Short task >> Go through the entries below and collect each line with the string "this" in it.

Extracted material >>

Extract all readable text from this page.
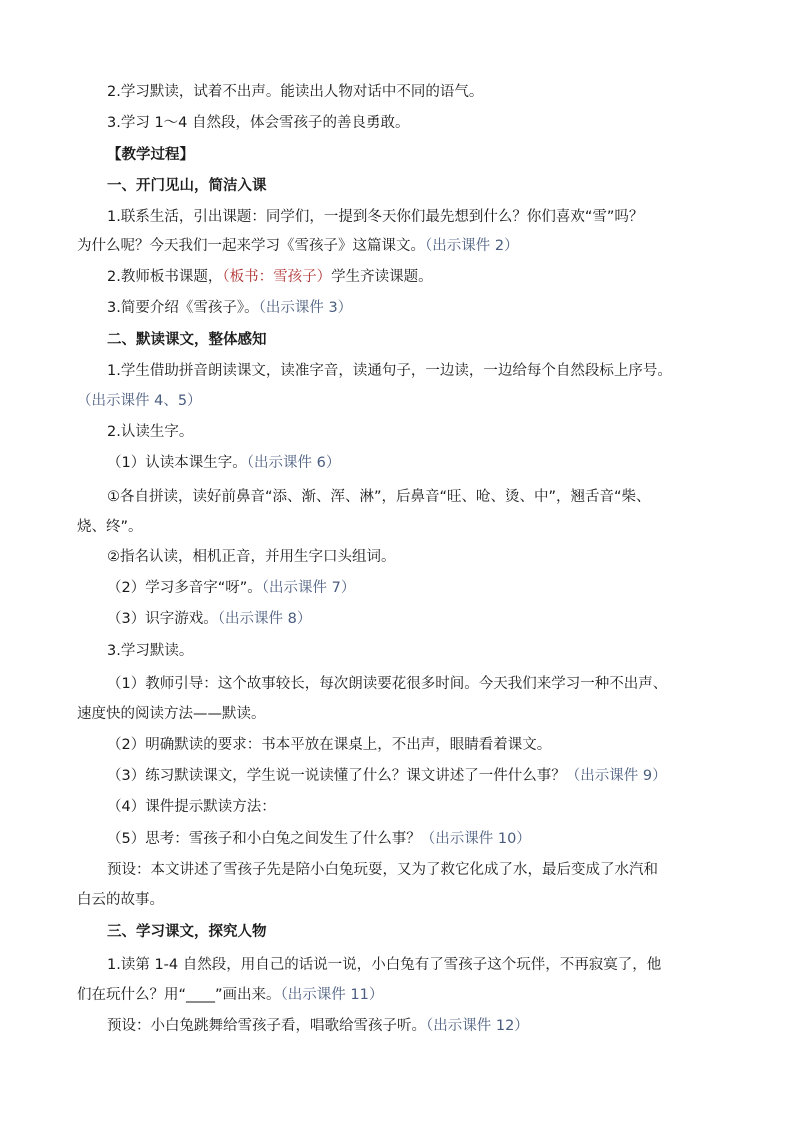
2.学习默读，试着不出声。能读出人物对话中不同的语气。
3.学习 1～4 自然段，体会雪孩子的善良勇敢。
【教学过程】
一、开门见山，简洁入课
1.联系生活，引出课题：同学们，一提到冬天你们最先想到什么？你们喜欢“雪”吗？
为什么呢？今天我们一起来学习《雪孩子》这篇课文。（出示课件 2）
2.教师板书课题，（板书：雪孩子）学生齐读课题。
3.简要介绍《雪孩子》。（出示课件 3）
二、默读课文，整体感知
1.学生借助拼音朗读课文，读准字音，读通句子，一边读，一边给每个自然段标上序号。
（出示课件 4、5）
2.认读生字。
（1）认读本课生字。（出示课件 6）
①各自拼读，读好前鼻音“添、渐、浑、淋”，后鼻音“旺、呛、烫、中”，翘舌音“柴、
烧、终”。
②指名认读，相机正音，并用生字口头组词。
（2）学习多音字“呀”。（出示课件 7）
（3）识字游戏。（出示课件 8）
3.学习默读。
（1）教师引导：这个故事较长，每次朗读要花很多时间。今天我们来学习一种不出声、
速度快的阅读方法——默读。
（2）明确默读的要求：书本平放在课桌上，不出声，眼睛看着课文。
（3）练习默读课文，学生说一说读懂了什么？课文讲述了一件什么事？（出示课件 9）
（4）课件提示默读方法：
（5）思考：雪孩子和小白兔之间发生了什么事？（出示课件 10）
预设：本文讲述了雪孩子先是陪小白兔玩耍，又为了救它化成了水，最后变成了水汽和
白云的故事。
三、学习课文，探究人物
1.读第 1-4 自然段，用自己的话说一说，小白兔有了雪孩子这个玩伴，不再寂寞了，他
们在玩什么？用“____”画出来。（出示课件 11）
预设：小白兔跳舞给雪孩子看，唱歌给雪孩子听。（出示课件 12）
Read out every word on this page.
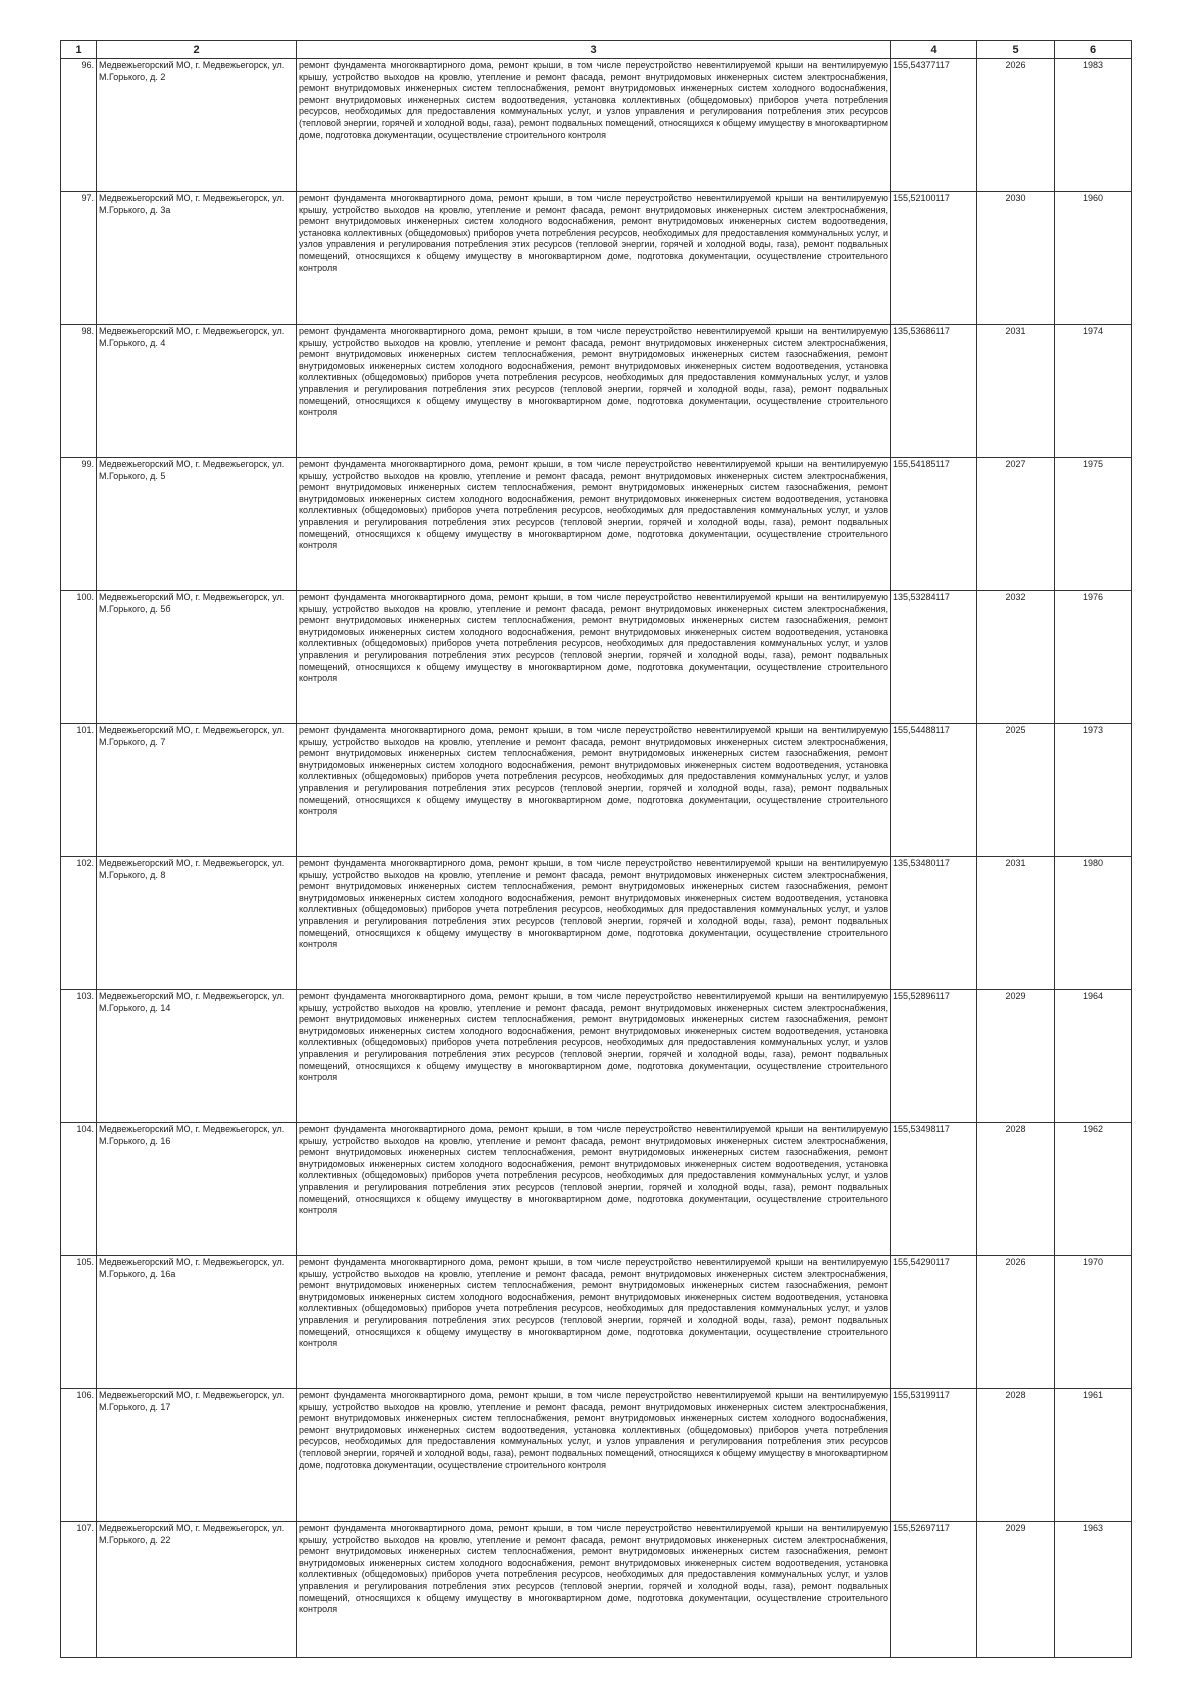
1	2	3	4	5	6
96.	Медвежьегорский МО, г. Медвежьегорск, ул. М.Горького, д. 2	ремонт фундамента многоквартирного дома, ремонт крыши, в том числе переустройство невентилируемой крыши на вентилируемую крышу, устройство выходов на кровлю, утепление и ремонт фасада, ремонт внутридомовых инженерных систем электроснабжения, ремонт внутридомовых инженерных систем теплоснабжения, ремонт внутридомовых инженерных систем холодного водоснабжения, ремонт внутридомовых инженерных систем водоотведения, установка коллективных (общедомовых) приборов учета потребления ресурсов, необходимых для предоставления коммунальных услуг, и узлов управления и регулирования потребления этих ресурсов (тепловой энергии, горячей и холодной воды, газа), ремонт подвальных помещений, относящихся к общему имуществу в многоквартирном доме, подготовка документации, осуществление строительного контроля	155,54377117	2026	1983
97.	Медвежьегорский МО, г. Медвежьегорск, ул. М.Горького, д. 3а	ремонт фундамента многоквартирного дома, ремонт крыши, в том числе переустройство невентилируемой крыши на вентилируемую крышу, устройство выходов на кровлю, утепление и ремонт фасада, ремонт внутридомовых инженерных систем электроснабжения, ремонт внутридомовых инженерных систем холодного водоснабжения, ремонт внутридомовых инженерных систем водоотведения, установка коллективных (общедомовых) приборов учета потребления ресурсов, необходимых для предоставления коммунальных услуг, и узлов управления и регулирования потребления этих ресурсов (тепловой энергии, горячей и холодной воды, газа), ремонт подвальных помещений, относящихся к общему имуществу в многоквартирном доме, подготовка документации, осуществление строительного контроля	155,52100117	2030	1960
98.	Медвежьегорский МО, г. Медвежьегорск, ул. М.Горького, д. 4	ремонт фундамента многоквартирного дома, ремонт крыши, в том числе переустройство невентилируемой крыши на вентилируемую крышу, устройство выходов на кровлю, утепление и ремонт фасада, ремонт внутридомовых инженерных систем электроснабжения, ремонт внутридомовых инженерных систем теплоснабжения, ремонт внутридомовых инженерных систем газоснабжения, ремонт внутридомовых инженерных систем холодного водоснабжения, ремонт внутридомовых инженерных систем водоотведения, установка коллективных (общедомовых) приборов учета потребления ресурсов, необходимых для предоставления коммунальных услуг, и узлов управления и регулирования потребления этих ресурсов (тепловой энергии, горячей и холодной воды, газа), ремонт подвальных помещений, относящихся к общему имуществу в многоквартирном доме, подготовка документации, осуществление строительного контроля	135,53686117	2031	1974
99.	Медвежьегорский МО, г. Медвежьегорск, ул. М.Горького, д. 5	ремонт фундамента многоквартирного дома, ремонт крыши, в том числе переустройство невентилируемой крыши на вентилируемую крышу, устройство выходов на кровлю, утепление и ремонт фасада, ремонт внутридомовых инженерных систем электроснабжения, ремонт внутридомовых инженерных систем теплоснабжения, ремонт внутридомовых инженерных систем газоснабжения, ремонт внутридомовых инженерных систем холодного водоснабжения, ремонт внутридомовых инженерных систем водоотведения, установка коллективных (общедомовых) приборов учета потребления ресурсов, необходимых для предоставления коммунальных услуг, и узлов управления и регулирования потребления этих ресурсов (тепловой энергии, горячей и холодной воды, газа), ремонт подвальных помещений, относящихся к общему имуществу в многоквартирном доме, подготовка документации, осуществление строительного контроля	155,54185117	2027	1975
100.	Медвежьегорский МО, г. Медвежьегорск, ул. М.Горького, д. 5б	ремонт фундамента многоквартирного дома, ремонт крыши, в том числе переустройство невентилируемой крыши на вентилируемую крышу, устройство выходов на кровлю, утепление и ремонт фасада, ремонт внутридомовых инженерных систем электроснабжения, ремонт внутридомовых инженерных систем теплоснабжения, ремонт внутридомовых инженерных систем газоснабжения, ремонт внутридомовых инженерных систем холодного водоснабжения, ремонт внутридомовых инженерных систем водоотведения, установка коллективных (общедомовых) приборов учета потребления ресурсов, необходимых для предоставления коммунальных услуг, и узлов управления и регулирования потребления этих ресурсов (тепловой энергии, горячей и холодной воды, газа), ремонт подвальных помещений, относящихся к общему имуществу в многоквартирном доме, подготовка документации, осуществление строительного контроля	135,53284117	2032	1976
101.	Медвежьегорский МО, г. Медвежьегорск, ул. М.Горького, д. 7	ремонт фундамента многоквартирного дома, ремонт крыши, в том числе переустройство невентилируемой крыши на вентилируемую крышу, устройство выходов на кровлю, утепление и ремонт фасада, ремонт внутридомовых инженерных систем электроснабжения, ремонт внутридомовых инженерных систем теплоснабжения, ремонт внутридомовых инженерных систем газоснабжения, ремонт внутридомовых инженерных систем холодного водоснабжения, ремонт внутридомовых инженерных систем водоотведения, установка коллективных (общедомовых) приборов учета потребления ресурсов, необходимых для предоставления коммунальных услуг, и узлов управления и регулирования потребления этих ресурсов (тепловой энергии, горячей и холодной воды, газа), ремонт подвальных помещений, относящихся к общему имуществу в многоквартирном доме, подготовка документации, осуществление строительного контроля	155,54488117	2025	1973
102.	Медвежьегорский МО, г. Медвежьегорск, ул. М.Горького, д. 8	ремонт фундамента многоквартирного дома, ремонт крыши, в том числе переустройство невентилируемой крыши на вентилируемую крышу, устройство выходов на кровлю, утепление и ремонт фасада, ремонт внутридомовых инженерных систем электроснабжения, ремонт внутридомовых инженерных систем теплоснабжения, ремонт внутридомовых инженерных систем газоснабжения, ремонт внутридомовых инженерных систем холодного водоснабжения, ремонт внутридомовых инженерных систем водоотведения, установка коллективных (общедомовых) приборов учета потребления ресурсов, необходимых для предоставления коммунальных услуг, и узлов управления и регулирования потребления этих ресурсов (тепловой энергии, горячей и холодной воды, газа), ремонт подвальных помещений, относящихся к общему имуществу в многоквартирном доме, подготовка документации, осуществление строительного контроля	135,53480117	2031	1980
103.	Медвежьегорский МО, г. Медвежьегорск, ул. М.Горького, д. 14	ремонт фундамента многоквартирного дома, ремонт крыши, в том числе переустройство невентилируемой крыши на вентилируемую крышу, устройство выходов на кровлю, утепление и ремонт фасада, ремонт внутридомовых инженерных систем электроснабжения, ремонт внутридомовых инженерных систем теплоснабжения, ремонт внутридомовых инженерных систем газоснабжения, ремонт внутридомовых инженерных систем холодного водоснабжения, ремонт внутридомовых инженерных систем водоотведения, установка коллективных (общедомовых) приборов учета потребления ресурсов, необходимых для предоставления коммунальных услуг, и узлов управления и регулирования потребления этих ресурсов (тепловой энергии, горячей и холодной воды, газа), ремонт подвальных помещений, относящихся к общему имуществу в многоквартирном доме, подготовка документации, осуществление строительного контроля	155,52896117	2029	1964
104.	Медвежьегорский МО, г. Медвежьегорск, ул. М.Горького, д. 16	ремонт фундамента многоквартирного дома, ремонт крыши, в том числе переустройство невентилируемой крыши на вентилируемую крышу, устройство выходов на кровлю, утепление и ремонт фасада, ремонт внутридомовых инженерных систем электроснабжения, ремонт внутридомовых инженерных систем теплоснабжения, ремонт внутридомовых инженерных систем газоснабжения, ремонт внутридомовых инженерных систем холодного водоснабжения, ремонт внутридомовых инженерных систем водоотведения, установка коллективных (общедомовых) приборов учета потребления ресурсов, необходимых для предоставления коммунальных услуг, и узлов управления и регулирования потребления этих ресурсов (тепловой энергии, горячей и холодной воды, газа), ремонт подвальных помещений, относящихся к общему имуществу в многоквартирном доме, подготовка документации, осуществление строительного контроля	155,53498117	2028	1962
105.	Медвежьегорский МО, г. Медвежьегорск, ул. М.Горького, д. 16а	ремонт фундамента многоквартирного дома, ремонт крыши, в том числе переустройство невентилируемой крыши на вентилируемую крышу, устройство выходов на кровлю, утепление и ремонт фасада, ремонт внутридомовых инженерных систем электроснабжения, ремонт внутридомовых инженерных систем теплоснабжения, ремонт внутридомовых инженерных систем газоснабжения, ремонт внутридомовых инженерных систем холодного водоснабжения, ремонт внутридомовых инженерных систем водоотведения, установка коллективных (общедомовых) приборов учета потребления ресурсов, необходимых для предоставления коммунальных услуг, и узлов управления и регулирования потребления этих ресурсов (тепловой энергии, горячей и холодной воды, газа), ремонт подвальных помещений, относящихся к общему имуществу в многоквартирном доме, подготовка документации, осуществление строительного контроля	155,54290117	2026	1970
106.	Медвежьегорский МО, г. Медвежьегорск, ул. М.Горького, д. 17	ремонт фундамента многоквартирного дома, ремонт крыши, в том числе переустройство невентилируемой крыши на вентилируемую крышу, устройство выходов на кровлю, утепление и ремонт фасада, ремонт внутридомовых инженерных систем электроснабжения, ремонт внутридомовых инженерных систем теплоснабжения, ремонт внутридомовых инженерных систем холодного водоснабжения, ремонт внутридомовых инженерных систем водоотведения, установка коллективных (общедомовых) приборов учета потребления ресурсов, необходимых для предоставления коммунальных услуг, и узлов управления и регулирования потребления этих ресурсов (тепловой энергии, горячей и холодной воды, газа), ремонт подвальных помещений, относящихся к общему имуществу в многоквартирном доме, подготовка документации, осуществление строительного контроля	155,53199117	2028	1961
107.	Медвежьегорский МО, г. Медвежьегорск, ул. М.Горького, д. 22	ремонт фундамента многоквартирного дома, ремонт крыши, в том числе переустройство невентилируемой крыши на вентилируемую крышу, устройство выходов на кровлю, утепление и ремонт фасада, ремонт внутридомовых инженерных систем электроснабжения, ремонт внутридомовых инженерных систем теплоснабжения, ремонт внутридомовых инженерных систем газоснабжения, ремонт внутридомовых инженерных систем холодного водоснабжения, ремонт внутридомовых инженерных систем водоотведения, установка коллективных (общедомовых) приборов учета потребления ресурсов, необходимых для предоставления коммунальных услуг, и узлов управления и регулирования потребления этих ресурсов (тепловой энергии, горячей и холодной воды, газа), ремонт подвальных помещений, относящихся к общему имуществу в многоквартирном доме, подготовка документации, осуществление строительного контроля	155,52697117	2029	1963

Output of the exercise >>
Extract all readable text from this page.
Read out every word on this page.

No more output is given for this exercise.